→ **Required task a**
Locate each line of the listing that contains the string "Burndown" and copy those lines. Matching is case-sensitive.

* start Passage provided *

Marina Del Rey Christmas
As Christmas approaches I find myself thinking
back to when I was nineteen. I just didn’t want to spend that Christmas
with my family, as I had done so many years before, 19 times to be exact.
No, I felt like striking out on my own, building my own fire and paying
my own bus ticket to Pickipsy.
You see, earlier that year I had built a boat,
an ocean going vessel, if you will, to live on in the newly built “Marina
Del Rey.” I don’t know what I was thinking when I built it. Oh, yeah,
now I remember. I had visions of sitting on the “bridge” with a bikini
clad girl on my arm named Ginger, or Beverly or any other name of a girl
that brings visions of a girl who knows how to fill out a bikini and hangs
well on ones arm, while I sat on the bridge sipping a martini. Yeah, that’s
what I was thinking when I built that ship, although the word ship may
be stretching it a bit. It was really a 22-foot cabin cruiser, and not
really an ocean going vessel, in fact it was a flat-bottomed lake boat,
not really suitable for the ocean at all. And, being homemade, not exactly
the kind of vessel one would find a Ginger or a Beverly aboard and well,
it had not really much of a bridge either. It did have a wet bar, although
some just thought it was just a leak.
But, I had my vision and visions can sometimes
be blinded by the sight or even the mere thought of a babe in a Bikini.

* end Passage provided *
* start Dataset records *

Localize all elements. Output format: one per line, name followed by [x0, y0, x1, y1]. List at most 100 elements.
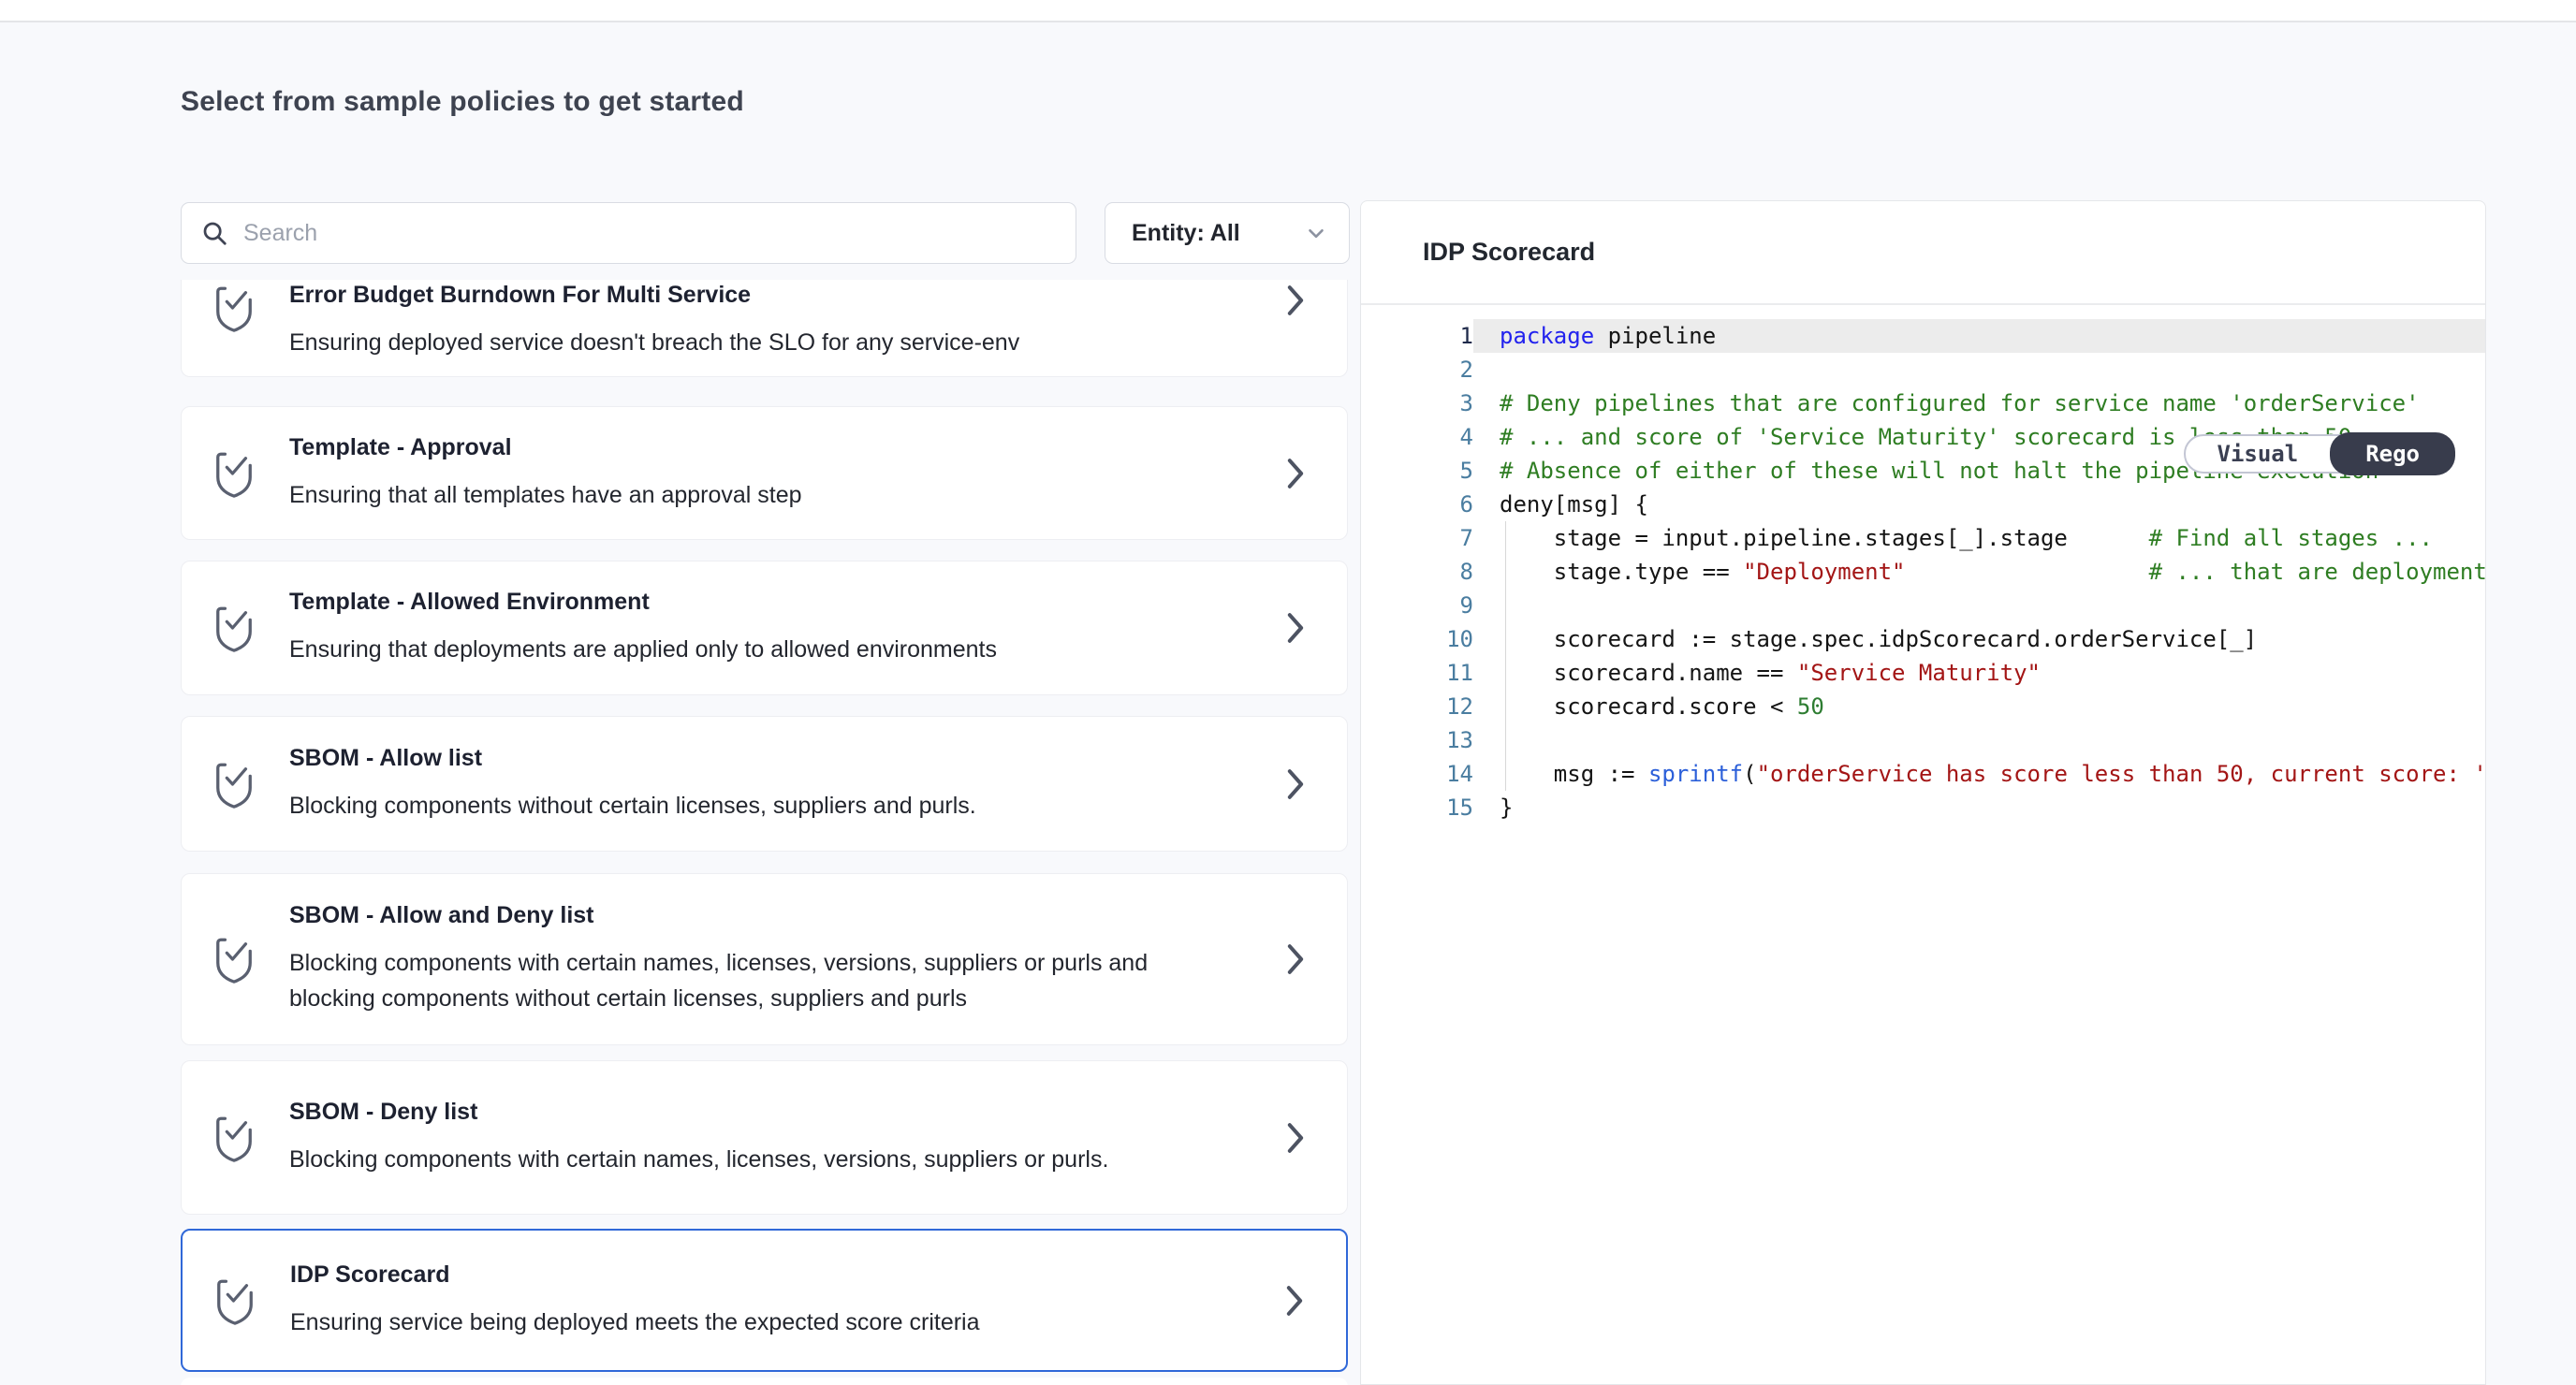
line-content: msg := sprintf("orderService has score l…	[1473, 757, 2485, 791]
code-line: 9	[1361, 589, 2485, 622]
toggle-visual-button[interactable]: Visual	[2186, 434, 2331, 474]
policy-card-texts: Template - Allowed Environment Ensuring …	[289, 589, 1251, 667]
line-content: scorecard.name == "Service Maturity"	[1473, 656, 2485, 690]
shield-check-icon	[212, 1112, 256, 1164]
policy-card-5[interactable]: SBOM - Allow and Deny list Blocking comp…	[181, 873, 1348, 1045]
policy-card-texts: Error Budget Burndown For Multi Service …	[289, 282, 1251, 360]
line-content	[1473, 589, 2485, 622]
policy-description: Ensuring service being deployed meets th…	[290, 1305, 1179, 1340]
line-content: # Deny pipelines that are configured for…	[1473, 386, 2485, 420]
line-content: package pipeline	[1473, 319, 2485, 353]
policy-description: Ensuring that all templates have an appr…	[289, 477, 1178, 513]
code-line: 7 stage = input.pipeline.stages[_].stage…	[1361, 521, 2485, 555]
policy-title: SBOM - Deny list	[289, 1099, 1251, 1126]
policy-title: SBOM - Allow and Deny list	[289, 902, 1251, 929]
chevron-right-icon	[1285, 282, 1306, 319]
code-lines: 1 package pipeline 2 3 # Deny pipelines …	[1361, 319, 2485, 824]
line-number: 5	[1361, 454, 1473, 488]
line-number: 4	[1361, 420, 1473, 454]
chevron-right-icon	[1285, 940, 1306, 978]
code-line: 10 scorecard := stage.spec.idpScorecard.…	[1361, 622, 2485, 656]
chevron-right-icon	[1285, 455, 1306, 492]
toggle-rego-button[interactable]: Rego	[2330, 432, 2455, 475]
search-input[interactable]	[243, 220, 1057, 247]
shield-check-icon	[212, 602, 256, 654]
line-number: 13	[1361, 723, 1473, 757]
shield-check-icon	[212, 282, 256, 334]
chevron-right-icon	[1285, 609, 1306, 647]
rego-code-editor[interactable]: Visual Rego 1 package pipeline 2 3 # Den…	[1361, 305, 2485, 824]
line-number: 12	[1361, 690, 1473, 723]
policy-description: Ensuring deployed service doesn't breach…	[289, 325, 1178, 360]
page-title: Select from sample policies to get start…	[181, 86, 744, 118]
policy-card-texts: IDP Scorecard Ensuring service being dep…	[290, 1261, 1251, 1340]
chevron-down-icon	[1304, 221, 1328, 245]
policy-card-partial[interactable]	[181, 1378, 1348, 1385]
policy-detail-panel: IDP Scorecard Visual Rego 1 package pipe…	[1360, 200, 2486, 1385]
detail-panel-title: IDP Scorecard	[1423, 238, 1595, 267]
shield-check-icon	[212, 933, 256, 985]
top-chrome-strip	[0, 0, 2576, 22]
policy-card-texts: SBOM - Allow list Blocking components wi…	[289, 745, 1251, 824]
visual-rego-toggle: Visual Rego	[2184, 434, 2456, 474]
policy-description: Blocking components with certain names, …	[289, 945, 1178, 1016]
policy-card-4[interactable]: SBOM - Allow list Blocking components wi…	[181, 716, 1348, 852]
shield-check-icon	[212, 447, 256, 500]
line-content: stage.type == "Deployment" # ... that ar…	[1473, 555, 2485, 589]
line-number: 15	[1361, 791, 1473, 824]
entity-filter-label: Entity: All	[1132, 220, 1240, 247]
code-line: 11 scorecard.name == "Service Maturity"	[1361, 656, 2485, 690]
line-content: stage = input.pipeline.stages[_].stage #…	[1473, 521, 2485, 555]
line-content: scorecard.score < 50	[1473, 690, 2485, 723]
shield-check-icon	[213, 1275, 256, 1327]
line-number: 3	[1361, 386, 1473, 420]
line-number: 1	[1361, 319, 1473, 353]
code-line: 12 scorecard.score < 50	[1361, 690, 2485, 723]
code-line: 6 deny[msg] {	[1361, 488, 2485, 521]
line-number: 7	[1361, 521, 1473, 555]
policy-card-1[interactable]: Error Budget Burndown For Multi Service …	[181, 280, 1348, 377]
entity-filter-dropdown[interactable]: Entity: All	[1105, 202, 1350, 264]
shield-check-icon	[212, 758, 256, 810]
policy-card-7[interactable]: IDP Scorecard Ensuring service being dep…	[181, 1229, 1348, 1372]
line-number: 11	[1361, 656, 1473, 690]
policy-card-texts: Template - Approval Ensuring that all te…	[289, 434, 1251, 513]
policy-title: SBOM - Allow list	[289, 745, 1251, 772]
line-number: 9	[1361, 589, 1473, 622]
code-line: 8 stage.type == "Deployment" # ... that …	[1361, 555, 2485, 589]
detail-panel-header: IDP Scorecard	[1361, 201, 2485, 305]
policy-card-6[interactable]: SBOM - Deny list Blocking components wit…	[181, 1060, 1348, 1215]
line-number: 8	[1361, 555, 1473, 589]
line-number: 2	[1361, 353, 1473, 386]
code-line: 14 msg := sprintf("orderService has scor…	[1361, 757, 2485, 791]
line-content	[1473, 723, 2485, 757]
policy-title: Error Budget Burndown For Multi Service	[289, 282, 1251, 309]
line-number: 14	[1361, 757, 1473, 791]
policy-title: Template - Approval	[289, 434, 1251, 461]
policy-description: Ensuring that deployments are applied on…	[289, 632, 1178, 667]
search-box[interactable]	[181, 202, 1076, 264]
code-line: 15 }	[1361, 791, 2485, 824]
line-content: }	[1473, 791, 2485, 824]
policy-description: Blocking components without certain lice…	[289, 788, 1178, 824]
policy-title: Template - Allowed Environment	[289, 589, 1251, 616]
line-number: 6	[1361, 488, 1473, 521]
code-line: 2	[1361, 353, 2485, 386]
code-line: 1 package pipeline	[1361, 319, 2485, 353]
code-line: 3 # Deny pipelines that are configured f…	[1361, 386, 2485, 420]
line-content: scorecard := stage.spec.idpScorecard.ord…	[1473, 622, 2485, 656]
policy-card-2[interactable]: Template - Approval Ensuring that all te…	[181, 406, 1348, 540]
search-icon	[200, 219, 228, 247]
chevron-right-icon	[1284, 1282, 1305, 1319]
line-content: deny[msg] {	[1473, 488, 2485, 521]
policy-card-texts: SBOM - Allow and Deny list Blocking comp…	[289, 902, 1251, 1016]
code-line: 13	[1361, 723, 2485, 757]
line-content	[1473, 353, 2485, 386]
policy-card-3[interactable]: Template - Allowed Environment Ensuring …	[181, 561, 1348, 695]
policy-title: IDP Scorecard	[290, 1261, 1251, 1289]
chevron-right-icon	[1285, 1119, 1306, 1157]
line-number: 10	[1361, 622, 1473, 656]
chevron-right-icon	[1285, 765, 1306, 803]
policy-card-texts: SBOM - Deny list Blocking components wit…	[289, 1099, 1251, 1177]
policy-description: Blocking components with certain names, …	[289, 1142, 1178, 1177]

* end Dataset records *

→ **Required task b**
Write out the Marina Del Rey Christmas passage in full, word for word.

→ **Solution a**
policy-card-texts: Error Budget Burndown For Multi Service …	[289, 282, 1251, 360]
policy-card-1[interactable]: Error Budget Burndown For Multi Service …	[181, 280, 1348, 377]
policy-title: Error Budget Burndown For Multi Service	[289, 282, 1251, 309]

→ **Solution b**
Marina Del Rey Christmas
As Christmas approaches I find myself thinking
back to when I was nineteen. I just didn’t want to spend that Christmas
with my family, as I had done so many years before, 19 times to be exact.
No, I felt like striking out on my own, building my own fire and paying
my own bus ticket to Pickipsy.
You see, earlier that year I had built a boat,
an ocean going vessel, if you will, to live on in the newly built “Marina
Del Rey.” I don’t know what I was thinking when I built it. Oh, yeah,
now I remember. I had visions of sitting on the “bridge” with a bikini
clad girl on my arm named Ginger, or Beverly or any other name of a girl
that brings visions of a girl who knows how to fill out a bikini and hangs
well on ones arm, while I sat on the bridge sipping a martini. Yeah, that’s
what I was thinking when I built that ship, although the word ship may
be stretching it a bit. It was really a 22-foot cabin cruiser, and not
really an ocean going vessel, in fact it was a flat-bottomed lake boat,
not really suitable for the ocean at all. And, being homemade, not exactly
the kind of vessel one would find a Ginger or a Beverly aboard and well,
it had not really much of a bridge either. It did have a wet bar, although
some just thought it was just a leak.
But, I had my vision and visions can sometimes
be blinded by the sight or even the mere thought of a babe in a Bikini.